Using the entries that follow, collect the lines where the word "local" appears.

----- Data records -----

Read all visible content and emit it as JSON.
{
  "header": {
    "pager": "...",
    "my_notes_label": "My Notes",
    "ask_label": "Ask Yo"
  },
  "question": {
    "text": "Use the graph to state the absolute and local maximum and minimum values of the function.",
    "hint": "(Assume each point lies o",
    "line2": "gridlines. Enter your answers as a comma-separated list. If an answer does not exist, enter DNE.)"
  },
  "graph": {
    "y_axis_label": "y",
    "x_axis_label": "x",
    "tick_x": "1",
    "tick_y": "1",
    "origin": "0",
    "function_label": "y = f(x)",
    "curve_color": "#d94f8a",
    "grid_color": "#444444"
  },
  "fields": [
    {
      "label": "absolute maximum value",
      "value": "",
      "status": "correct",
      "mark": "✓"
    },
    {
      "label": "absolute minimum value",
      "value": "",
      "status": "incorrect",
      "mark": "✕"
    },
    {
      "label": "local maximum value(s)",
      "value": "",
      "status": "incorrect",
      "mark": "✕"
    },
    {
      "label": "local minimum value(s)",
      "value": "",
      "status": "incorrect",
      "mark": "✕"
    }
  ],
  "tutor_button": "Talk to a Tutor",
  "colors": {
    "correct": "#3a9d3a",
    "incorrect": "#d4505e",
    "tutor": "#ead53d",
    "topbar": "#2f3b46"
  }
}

-----

_Answer to the exercise_
    "text": "Use the graph to state the absolute and local maximum and minimum values of the function.",
      "label": "local maximum value(s)",
      "label": "local minimum value(s)",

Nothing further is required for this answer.